** Start Records to process **
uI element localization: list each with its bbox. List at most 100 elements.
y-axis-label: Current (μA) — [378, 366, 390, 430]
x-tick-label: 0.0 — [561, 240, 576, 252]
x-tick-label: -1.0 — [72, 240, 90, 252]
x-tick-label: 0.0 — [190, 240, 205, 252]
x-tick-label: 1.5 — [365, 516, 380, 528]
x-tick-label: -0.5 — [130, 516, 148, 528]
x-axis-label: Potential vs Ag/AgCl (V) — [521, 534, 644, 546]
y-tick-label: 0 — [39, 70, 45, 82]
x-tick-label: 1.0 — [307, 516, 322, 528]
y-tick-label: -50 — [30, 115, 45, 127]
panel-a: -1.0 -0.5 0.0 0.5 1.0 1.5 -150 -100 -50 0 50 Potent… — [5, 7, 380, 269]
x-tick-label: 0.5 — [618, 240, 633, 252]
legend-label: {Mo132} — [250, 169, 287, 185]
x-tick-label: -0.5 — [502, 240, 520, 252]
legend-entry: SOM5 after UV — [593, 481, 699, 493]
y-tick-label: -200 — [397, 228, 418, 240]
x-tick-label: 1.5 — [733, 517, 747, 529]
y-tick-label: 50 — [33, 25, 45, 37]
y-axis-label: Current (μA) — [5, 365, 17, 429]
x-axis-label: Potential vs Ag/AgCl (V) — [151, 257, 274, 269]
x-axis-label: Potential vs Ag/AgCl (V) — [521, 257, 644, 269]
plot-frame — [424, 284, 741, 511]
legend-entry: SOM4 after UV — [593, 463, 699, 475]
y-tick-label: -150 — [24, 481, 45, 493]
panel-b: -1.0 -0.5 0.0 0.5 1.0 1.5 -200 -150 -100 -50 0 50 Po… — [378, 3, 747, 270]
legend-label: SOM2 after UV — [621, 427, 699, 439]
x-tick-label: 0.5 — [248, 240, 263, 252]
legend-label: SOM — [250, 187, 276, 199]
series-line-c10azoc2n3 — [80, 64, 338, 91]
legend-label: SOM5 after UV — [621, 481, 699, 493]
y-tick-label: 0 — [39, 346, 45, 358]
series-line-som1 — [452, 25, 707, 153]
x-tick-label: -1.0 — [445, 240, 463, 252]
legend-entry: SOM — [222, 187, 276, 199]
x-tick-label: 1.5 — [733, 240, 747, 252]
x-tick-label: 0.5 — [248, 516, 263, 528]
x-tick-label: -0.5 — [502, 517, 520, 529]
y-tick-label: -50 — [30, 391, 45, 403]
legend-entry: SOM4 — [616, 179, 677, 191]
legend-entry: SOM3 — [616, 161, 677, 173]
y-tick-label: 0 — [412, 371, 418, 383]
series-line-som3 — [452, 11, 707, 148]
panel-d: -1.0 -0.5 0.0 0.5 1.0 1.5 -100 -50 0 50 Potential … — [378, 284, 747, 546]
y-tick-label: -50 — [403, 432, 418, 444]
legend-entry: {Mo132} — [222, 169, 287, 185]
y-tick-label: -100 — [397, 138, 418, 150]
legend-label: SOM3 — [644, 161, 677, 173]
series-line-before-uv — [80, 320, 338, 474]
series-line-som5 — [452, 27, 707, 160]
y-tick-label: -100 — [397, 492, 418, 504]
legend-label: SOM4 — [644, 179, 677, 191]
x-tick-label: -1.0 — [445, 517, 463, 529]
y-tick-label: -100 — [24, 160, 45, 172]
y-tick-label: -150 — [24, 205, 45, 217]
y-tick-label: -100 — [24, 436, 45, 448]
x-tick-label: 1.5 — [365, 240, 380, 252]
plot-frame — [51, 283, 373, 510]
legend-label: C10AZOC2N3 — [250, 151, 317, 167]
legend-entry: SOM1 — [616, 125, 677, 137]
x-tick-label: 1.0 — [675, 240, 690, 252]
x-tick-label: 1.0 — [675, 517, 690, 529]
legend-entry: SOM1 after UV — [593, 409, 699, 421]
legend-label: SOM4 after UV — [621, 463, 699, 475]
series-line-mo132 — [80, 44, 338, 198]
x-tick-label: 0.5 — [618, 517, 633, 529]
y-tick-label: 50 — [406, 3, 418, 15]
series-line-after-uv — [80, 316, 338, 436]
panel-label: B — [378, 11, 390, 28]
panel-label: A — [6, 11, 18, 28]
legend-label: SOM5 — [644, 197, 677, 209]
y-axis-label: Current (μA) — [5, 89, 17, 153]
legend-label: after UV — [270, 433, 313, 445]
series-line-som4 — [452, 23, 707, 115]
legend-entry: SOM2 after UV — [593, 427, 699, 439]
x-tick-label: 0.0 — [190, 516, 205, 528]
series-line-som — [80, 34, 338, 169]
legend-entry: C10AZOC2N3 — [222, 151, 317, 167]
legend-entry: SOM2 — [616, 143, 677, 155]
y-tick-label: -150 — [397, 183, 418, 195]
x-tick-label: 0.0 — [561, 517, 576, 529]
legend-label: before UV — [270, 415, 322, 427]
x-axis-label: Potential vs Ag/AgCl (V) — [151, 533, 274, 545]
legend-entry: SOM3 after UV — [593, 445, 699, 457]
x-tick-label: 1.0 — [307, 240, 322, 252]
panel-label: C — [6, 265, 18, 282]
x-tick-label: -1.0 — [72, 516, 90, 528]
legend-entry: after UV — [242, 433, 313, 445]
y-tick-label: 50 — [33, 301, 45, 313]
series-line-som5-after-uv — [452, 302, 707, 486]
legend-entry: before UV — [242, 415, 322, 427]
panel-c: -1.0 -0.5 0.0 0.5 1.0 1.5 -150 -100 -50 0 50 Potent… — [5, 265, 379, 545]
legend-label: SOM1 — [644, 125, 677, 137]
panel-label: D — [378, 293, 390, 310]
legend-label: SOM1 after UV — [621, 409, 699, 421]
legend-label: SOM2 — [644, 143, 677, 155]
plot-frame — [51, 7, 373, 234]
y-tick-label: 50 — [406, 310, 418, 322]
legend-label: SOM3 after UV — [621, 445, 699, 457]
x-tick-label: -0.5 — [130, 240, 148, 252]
** End Records to process **
Please write out every one of the records above again, word for word and line for line.

uI element localization: list each with its bbox. List at most 100 elements.
y-axis-label: Current (μA) — [378, 366, 390, 430]
x-tick-label: 0.0 — [561, 240, 576, 252]
x-tick-label: -1.0 — [72, 240, 90, 252]
x-tick-label: 0.0 — [190, 240, 205, 252]
x-tick-label: 1.5 — [365, 516, 380, 528]
x-tick-label: -0.5 — [130, 516, 148, 528]
x-axis-label: Potential vs Ag/AgCl (V) — [521, 534, 644, 546]
y-tick-label: 0 — [39, 70, 45, 82]
x-tick-label: 1.0 — [307, 516, 322, 528]
y-tick-label: -50 — [30, 115, 45, 127]
panel-a: -1.0 -0.5 0.0 0.5 1.0 1.5 -150 -100 -50 0 50 Potent… — [5, 7, 380, 269]
x-tick-label: 0.5 — [618, 240, 633, 252]
legend-label: {Mo132} — [250, 169, 287, 185]
x-tick-label: -0.5 — [502, 240, 520, 252]
legend-entry: SOM5 after UV — [593, 481, 699, 493]
y-tick-label: -200 — [397, 228, 418, 240]
x-tick-label: 1.5 — [733, 517, 747, 529]
y-tick-label: 50 — [33, 25, 45, 37]
y-axis-label: Current (μA) — [5, 365, 17, 429]
x-axis-label: Potential vs Ag/AgCl (V) — [151, 257, 274, 269]
x-axis-label: Potential vs Ag/AgCl (V) — [521, 257, 644, 269]
plot-frame — [424, 284, 741, 511]
legend-entry: SOM4 after UV — [593, 463, 699, 475]
y-tick-label: -150 — [24, 481, 45, 493]
panel-b: -1.0 -0.5 0.0 0.5 1.0 1.5 -200 -150 -100 -50 0 50 Po… — [378, 3, 747, 270]
legend-label: SOM2 after UV — [621, 427, 699, 439]
x-tick-label: 0.5 — [248, 240, 263, 252]
legend-label: SOM — [250, 187, 276, 199]
series-line-c10azoc2n3 — [80, 64, 338, 91]
legend-label: SOM5 after UV — [621, 481, 699, 493]
y-tick-label: 0 — [39, 346, 45, 358]
series-line-som1 — [452, 25, 707, 153]
x-tick-label: -1.0 — [445, 240, 463, 252]
legend-entry: SOM — [222, 187, 276, 199]
x-tick-label: 1.5 — [733, 240, 747, 252]
x-tick-label: 0.5 — [248, 516, 263, 528]
x-tick-label: -0.5 — [502, 517, 520, 529]
y-tick-label: -50 — [30, 391, 45, 403]
legend-entry: SOM4 — [616, 179, 677, 191]
legend-entry: SOM3 — [616, 161, 677, 173]
y-tick-label: 0 — [412, 371, 418, 383]
series-line-som3 — [452, 11, 707, 148]
panel-d: -1.0 -0.5 0.0 0.5 1.0 1.5 -100 -50 0 50 Potential … — [378, 284, 747, 546]
y-tick-label: -50 — [403, 432, 418, 444]
legend-entry: {Mo132} — [222, 169, 287, 185]
y-tick-label: -100 — [397, 138, 418, 150]
legend-label: SOM3 — [644, 161, 677, 173]
series-line-before-uv — [80, 320, 338, 474]
series-line-som5 — [452, 27, 707, 160]
y-tick-label: -100 — [397, 492, 418, 504]
legend-label: SOM4 — [644, 179, 677, 191]
x-tick-label: -1.0 — [445, 517, 463, 529]
y-tick-label: -100 — [24, 160, 45, 172]
y-tick-label: -150 — [24, 205, 45, 217]
y-tick-label: -100 — [24, 436, 45, 448]
x-tick-label: 1.5 — [365, 240, 380, 252]
plot-frame — [51, 283, 373, 510]
legend-label: C10AZOC2N3 — [250, 151, 317, 167]
legend-entry: SOM1 — [616, 125, 677, 137]
x-tick-label: 1.0 — [675, 240, 690, 252]
x-tick-label: 1.0 — [675, 517, 690, 529]
legend-entry: SOM1 after UV — [593, 409, 699, 421]
legend-label: SOM4 after UV — [621, 463, 699, 475]
series-line-mo132 — [80, 44, 338, 198]
x-tick-label: 0.5 — [618, 517, 633, 529]
y-tick-label: 50 — [406, 3, 418, 15]
series-line-after-uv — [80, 316, 338, 436]
panel-label: B — [378, 11, 390, 28]
panel-label: A — [6, 11, 18, 28]
legend-label: SOM5 — [644, 197, 677, 209]
y-axis-label: Current (μA) — [5, 89, 17, 153]
legend-label: after UV — [270, 433, 313, 445]
series-line-som4 — [452, 23, 707, 115]
legend-entry: SOM2 after UV — [593, 427, 699, 439]
x-tick-label: 0.0 — [190, 516, 205, 528]
series-line-som — [80, 34, 338, 169]
legend-entry: C10AZOC2N3 — [222, 151, 317, 167]
legend-entry: SOM2 — [616, 143, 677, 155]
y-tick-label: -150 — [397, 183, 418, 195]
x-tick-label: 0.0 — [561, 517, 576, 529]
legend-label: before UV — [270, 415, 322, 427]
x-axis-label: Potential vs Ag/AgCl (V) — [151, 533, 274, 545]
legend-entry: SOM3 after UV — [593, 445, 699, 457]
x-tick-label: 1.0 — [307, 240, 322, 252]
panel-label: C — [6, 265, 18, 282]
x-tick-label: -1.0 — [72, 516, 90, 528]
legend-entry: after UV — [242, 433, 313, 445]
y-tick-label: 50 — [33, 301, 45, 313]
series-line-som5-after-uv — [452, 302, 707, 486]
legend-entry: before UV — [242, 415, 322, 427]
panel-c: -1.0 -0.5 0.0 0.5 1.0 1.5 -150 -100 -50 0 50 Potent… — [5, 265, 379, 545]
legend-label: SOM1 — [644, 125, 677, 137]
panel-label: D — [378, 293, 390, 310]
legend-label: SOM1 after UV — [621, 409, 699, 421]
legend-label: SOM2 — [644, 143, 677, 155]
plot-frame — [51, 7, 373, 234]
y-tick-label: 50 — [406, 310, 418, 322]
legend-label: SOM3 after UV — [621, 445, 699, 457]
x-tick-label: -0.5 — [130, 240, 148, 252]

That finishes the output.